### Partes del ejercicio
a – Transcribe del texto sobre la fe y la caridad el fragmento que va desde "La relación entre" hasta "bautismo (sacramentum fidei)", ambos incluidos.
b – Reescribe todas las filas cambiando "Leve" por "Ligera" y deja lo demás intacto.

### Texto proporcionado
#####
4. Prioridad de la fe,
primado de la caridad
Como todo don de Dios, fe y
caridad se atribuyen a la acción del único Espíritu Santo (cf. 1 Co 13),
ese Espíritu que grita en nosotros «¡Abbá, Padre!» (Ga 4,6), y que nos
hace decir: «¡Jesús es el Señor!» (1 Co 12,3) y «¡Maranatha!» (1 Co
16,22; Ap 22,20).
La fe, don y respuesta, nos da
a conocer la verdad de Cristo como Amor encarnado y crucificado, adhesión plena
y perfecta a la voluntad del Padre e infinita misericordia divina para con el
prójimo; la fe graba en el corazón y la mente la firme convicción de que
precisamente este Amor es la única realidad que vence el mal y la muerte. La fe
nos invita a mirar hacia el futuro con la virtud de la esperanza, esperando
confiadamente que la victoria del amor de Cristo alcance su plenitud. Por su
parte, la caridad nos hace entrar en el amor de Dios que se manifiesta en
Cristo, nos hace adherir de modo personal y existencial a la entrega total y
sin reservas de Jesús al Padre y a sus hermanos. Infundiendo en nosotros la
caridad, el Espíritu Santo nos hace partícipes de la abnegación propia de
Jesús: filial para con Dios y fraterna para con todo hombre (cf. Rm
5,5).
La relación entre estas dos
virtudes es análoga a la que existe entre dos sacramentos fundamentales de la
Iglesia: el bautismo y la Eucaristía. El bautismo (sacramentum fidei)
#####
### Entradas de elementos de diseño
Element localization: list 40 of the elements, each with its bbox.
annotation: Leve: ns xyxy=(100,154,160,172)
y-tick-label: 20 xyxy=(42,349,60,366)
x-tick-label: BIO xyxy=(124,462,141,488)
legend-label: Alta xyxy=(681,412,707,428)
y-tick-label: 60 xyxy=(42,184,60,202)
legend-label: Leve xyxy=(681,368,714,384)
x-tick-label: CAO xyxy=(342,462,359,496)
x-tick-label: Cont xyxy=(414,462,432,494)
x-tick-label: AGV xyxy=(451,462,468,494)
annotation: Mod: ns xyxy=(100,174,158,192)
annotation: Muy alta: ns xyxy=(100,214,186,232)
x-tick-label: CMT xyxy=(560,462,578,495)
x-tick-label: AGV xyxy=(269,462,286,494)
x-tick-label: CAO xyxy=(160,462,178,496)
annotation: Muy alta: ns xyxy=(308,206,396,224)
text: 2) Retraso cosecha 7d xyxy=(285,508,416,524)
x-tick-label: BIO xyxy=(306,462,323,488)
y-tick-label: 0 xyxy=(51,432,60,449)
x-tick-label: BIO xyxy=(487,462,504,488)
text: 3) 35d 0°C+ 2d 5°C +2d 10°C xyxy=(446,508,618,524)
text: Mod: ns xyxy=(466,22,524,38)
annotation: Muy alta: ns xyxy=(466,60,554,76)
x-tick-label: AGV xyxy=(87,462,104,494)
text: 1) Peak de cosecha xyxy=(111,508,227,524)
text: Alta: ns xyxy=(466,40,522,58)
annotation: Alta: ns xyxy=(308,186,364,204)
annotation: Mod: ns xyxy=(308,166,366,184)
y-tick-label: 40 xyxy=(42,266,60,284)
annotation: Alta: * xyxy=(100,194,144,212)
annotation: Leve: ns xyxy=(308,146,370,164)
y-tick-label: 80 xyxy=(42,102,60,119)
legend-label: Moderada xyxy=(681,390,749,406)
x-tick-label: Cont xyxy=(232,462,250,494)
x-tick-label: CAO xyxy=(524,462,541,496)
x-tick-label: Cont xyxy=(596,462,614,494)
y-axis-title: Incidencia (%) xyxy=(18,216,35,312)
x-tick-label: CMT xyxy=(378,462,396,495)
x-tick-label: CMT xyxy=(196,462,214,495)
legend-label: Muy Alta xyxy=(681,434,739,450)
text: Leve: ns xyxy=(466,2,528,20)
#####
### Respuestas por tarea
a –
La relación entre estas dos
virtudes es análoga a la que existe entre dos sacramentos fundamentales de la
Iglesia: el bautismo y la Eucaristía. El bautismo (sacramentum fidei)

b –
Element localization: list 40 of the elements, each with its bbox.
annotation: Ligera: ns xyxy=(100,154,160,172)
y-tick-label: 20 xyxy=(42,349,60,366)
x-tick-label: BIO xyxy=(124,462,141,488)
legend-label: Alta xyxy=(681,412,707,428)
y-tick-label: 60 xyxy=(42,184,60,202)
legend-label: Ligera xyxy=(681,368,714,384)
x-tick-label: CAO xyxy=(342,462,359,496)
x-tick-label: Cont xyxy=(414,462,432,494)
x-tick-label: AGV xyxy=(451,462,468,494)
annotation: Mod: ns xyxy=(100,174,158,192)
annotation: Muy alta: ns xyxy=(100,214,186,232)
x-tick-label: CMT xyxy=(560,462,578,495)
x-tick-label: AGV xyxy=(269,462,286,494)
x-tick-label: CAO xyxy=(160,462,178,496)
annotation: Muy alta: ns xyxy=(308,206,396,224)
text: 2) Retraso cosecha 7d xyxy=(285,508,416,524)
x-tick-label: BIO xyxy=(306,462,323,488)
y-tick-label: 0 xyxy=(51,432,60,449)
x-tick-label: BIO xyxy=(487,462,504,488)
text: 3) 35d 0°C+ 2d 5°C +2d 10°C xyxy=(446,508,618,524)
text: Mod: ns xyxy=(466,22,524,38)
annotation: Muy alta: ns xyxy=(466,60,554,76)
x-tick-label: AGV xyxy=(87,462,104,494)
text: 1) Peak de cosecha xyxy=(111,508,227,524)
text: Alta: ns xyxy=(466,40,522,58)
annotation: Alta: ns xyxy=(308,186,364,204)
annotation: Mod: ns xyxy=(308,166,366,184)
y-tick-label: 40 xyxy=(42,266,60,284)
annotation: Alta: * xyxy=(100,194,144,212)
annotation: Ligera: ns xyxy=(308,146,370,164)
y-tick-label: 80 xyxy=(42,102,60,119)
legend-label: Moderada xyxy=(681,390,749,406)
x-tick-label: Cont xyxy=(232,462,250,494)
x-tick-label: CAO xyxy=(524,462,541,496)
x-tick-label: Cont xyxy=(596,462,614,494)
y-axis-title: Incidencia (%) xyxy=(18,216,35,312)
x-tick-label: CMT xyxy=(378,462,396,495)
x-tick-label: CMT xyxy=(196,462,214,495)
legend-label: Muy Alta xyxy=(681,434,739,450)
text: Ligera: ns xyxy=(466,2,528,20)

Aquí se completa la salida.